* **Exercise task**
Compile every line that includes the word "values".

* Start Entries supplied *

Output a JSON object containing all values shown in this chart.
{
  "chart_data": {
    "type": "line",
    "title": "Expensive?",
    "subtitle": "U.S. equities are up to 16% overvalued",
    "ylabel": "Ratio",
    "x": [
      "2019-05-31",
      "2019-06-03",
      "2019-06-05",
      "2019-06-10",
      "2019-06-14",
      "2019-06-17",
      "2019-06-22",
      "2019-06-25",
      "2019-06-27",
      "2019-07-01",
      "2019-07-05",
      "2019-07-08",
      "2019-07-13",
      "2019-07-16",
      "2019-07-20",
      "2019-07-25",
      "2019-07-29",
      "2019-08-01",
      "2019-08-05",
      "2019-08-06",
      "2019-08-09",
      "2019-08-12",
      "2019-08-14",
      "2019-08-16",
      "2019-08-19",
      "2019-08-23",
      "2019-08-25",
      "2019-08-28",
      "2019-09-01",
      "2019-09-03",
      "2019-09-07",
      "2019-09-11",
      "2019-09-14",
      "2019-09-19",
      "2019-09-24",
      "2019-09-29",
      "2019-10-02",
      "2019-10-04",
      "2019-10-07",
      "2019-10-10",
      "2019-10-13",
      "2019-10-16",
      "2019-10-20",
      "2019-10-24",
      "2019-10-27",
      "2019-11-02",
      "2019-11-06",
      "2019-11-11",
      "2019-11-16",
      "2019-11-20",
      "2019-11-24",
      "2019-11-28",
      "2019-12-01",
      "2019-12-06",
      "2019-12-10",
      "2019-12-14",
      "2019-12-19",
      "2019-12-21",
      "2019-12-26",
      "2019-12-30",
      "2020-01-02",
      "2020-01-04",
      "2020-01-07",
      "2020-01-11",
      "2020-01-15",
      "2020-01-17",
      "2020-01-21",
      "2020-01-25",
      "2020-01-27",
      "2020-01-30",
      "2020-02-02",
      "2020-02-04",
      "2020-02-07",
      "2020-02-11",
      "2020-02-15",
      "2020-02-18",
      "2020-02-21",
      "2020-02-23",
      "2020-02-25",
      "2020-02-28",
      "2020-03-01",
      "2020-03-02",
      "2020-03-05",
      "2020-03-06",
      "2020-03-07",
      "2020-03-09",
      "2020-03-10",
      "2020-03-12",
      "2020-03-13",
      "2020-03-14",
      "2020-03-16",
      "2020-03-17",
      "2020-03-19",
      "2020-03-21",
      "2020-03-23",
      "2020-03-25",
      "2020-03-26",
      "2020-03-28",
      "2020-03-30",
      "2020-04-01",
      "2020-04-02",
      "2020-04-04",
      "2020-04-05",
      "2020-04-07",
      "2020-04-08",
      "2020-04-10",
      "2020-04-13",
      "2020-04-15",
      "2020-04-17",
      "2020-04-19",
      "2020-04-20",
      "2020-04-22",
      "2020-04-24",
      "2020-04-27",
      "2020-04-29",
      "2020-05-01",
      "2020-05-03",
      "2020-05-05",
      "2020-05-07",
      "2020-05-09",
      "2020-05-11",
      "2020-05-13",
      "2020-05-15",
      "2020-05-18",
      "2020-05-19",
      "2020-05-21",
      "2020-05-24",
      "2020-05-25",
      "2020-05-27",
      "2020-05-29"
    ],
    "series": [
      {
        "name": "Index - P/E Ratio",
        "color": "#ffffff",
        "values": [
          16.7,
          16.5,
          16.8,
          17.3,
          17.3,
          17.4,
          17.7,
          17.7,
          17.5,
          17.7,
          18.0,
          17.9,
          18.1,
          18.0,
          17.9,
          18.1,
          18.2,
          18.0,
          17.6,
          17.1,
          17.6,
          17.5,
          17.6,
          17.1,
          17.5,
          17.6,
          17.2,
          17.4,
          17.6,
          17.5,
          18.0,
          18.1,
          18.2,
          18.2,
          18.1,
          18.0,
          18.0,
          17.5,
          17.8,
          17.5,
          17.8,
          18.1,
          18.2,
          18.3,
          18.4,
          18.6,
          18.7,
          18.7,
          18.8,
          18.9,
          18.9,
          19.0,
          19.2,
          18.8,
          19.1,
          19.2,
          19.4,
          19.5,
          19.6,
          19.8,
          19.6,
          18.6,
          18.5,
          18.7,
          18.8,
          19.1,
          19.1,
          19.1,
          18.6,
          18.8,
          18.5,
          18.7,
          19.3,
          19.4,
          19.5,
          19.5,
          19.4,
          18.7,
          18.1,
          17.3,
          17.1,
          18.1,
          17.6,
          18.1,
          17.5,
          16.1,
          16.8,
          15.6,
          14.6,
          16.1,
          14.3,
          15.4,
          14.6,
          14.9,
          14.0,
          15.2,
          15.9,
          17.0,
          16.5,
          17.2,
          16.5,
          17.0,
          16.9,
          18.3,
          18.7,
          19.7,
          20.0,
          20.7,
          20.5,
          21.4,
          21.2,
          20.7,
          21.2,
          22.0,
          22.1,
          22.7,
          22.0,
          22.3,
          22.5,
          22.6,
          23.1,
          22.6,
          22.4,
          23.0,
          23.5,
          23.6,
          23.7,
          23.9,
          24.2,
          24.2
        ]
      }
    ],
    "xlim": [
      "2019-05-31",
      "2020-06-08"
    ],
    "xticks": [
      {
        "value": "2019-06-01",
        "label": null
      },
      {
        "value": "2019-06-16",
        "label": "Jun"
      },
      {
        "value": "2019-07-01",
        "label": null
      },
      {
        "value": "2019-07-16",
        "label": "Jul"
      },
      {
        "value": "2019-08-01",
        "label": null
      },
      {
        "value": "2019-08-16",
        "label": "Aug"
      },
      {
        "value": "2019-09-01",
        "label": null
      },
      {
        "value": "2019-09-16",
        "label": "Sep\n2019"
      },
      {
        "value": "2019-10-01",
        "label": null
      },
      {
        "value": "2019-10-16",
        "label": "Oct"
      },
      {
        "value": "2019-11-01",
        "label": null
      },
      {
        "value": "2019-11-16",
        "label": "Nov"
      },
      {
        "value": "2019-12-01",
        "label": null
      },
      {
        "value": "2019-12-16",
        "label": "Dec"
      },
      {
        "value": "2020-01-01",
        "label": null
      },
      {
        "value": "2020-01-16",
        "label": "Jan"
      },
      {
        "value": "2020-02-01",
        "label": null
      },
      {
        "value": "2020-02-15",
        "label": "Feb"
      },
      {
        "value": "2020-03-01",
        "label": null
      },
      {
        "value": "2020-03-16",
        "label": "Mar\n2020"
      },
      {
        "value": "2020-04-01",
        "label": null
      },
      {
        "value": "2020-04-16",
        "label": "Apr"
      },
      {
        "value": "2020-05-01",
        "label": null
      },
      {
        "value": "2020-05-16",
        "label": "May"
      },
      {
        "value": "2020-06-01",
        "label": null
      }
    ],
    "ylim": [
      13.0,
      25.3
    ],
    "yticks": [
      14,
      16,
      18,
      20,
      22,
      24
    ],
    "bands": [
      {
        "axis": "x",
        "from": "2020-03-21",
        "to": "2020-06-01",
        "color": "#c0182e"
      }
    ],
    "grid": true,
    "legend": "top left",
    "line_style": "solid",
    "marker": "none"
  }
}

* End Entries supplied *

* **Output of the task**
Output a JSON object containing all values shown in this chart.
        "values": [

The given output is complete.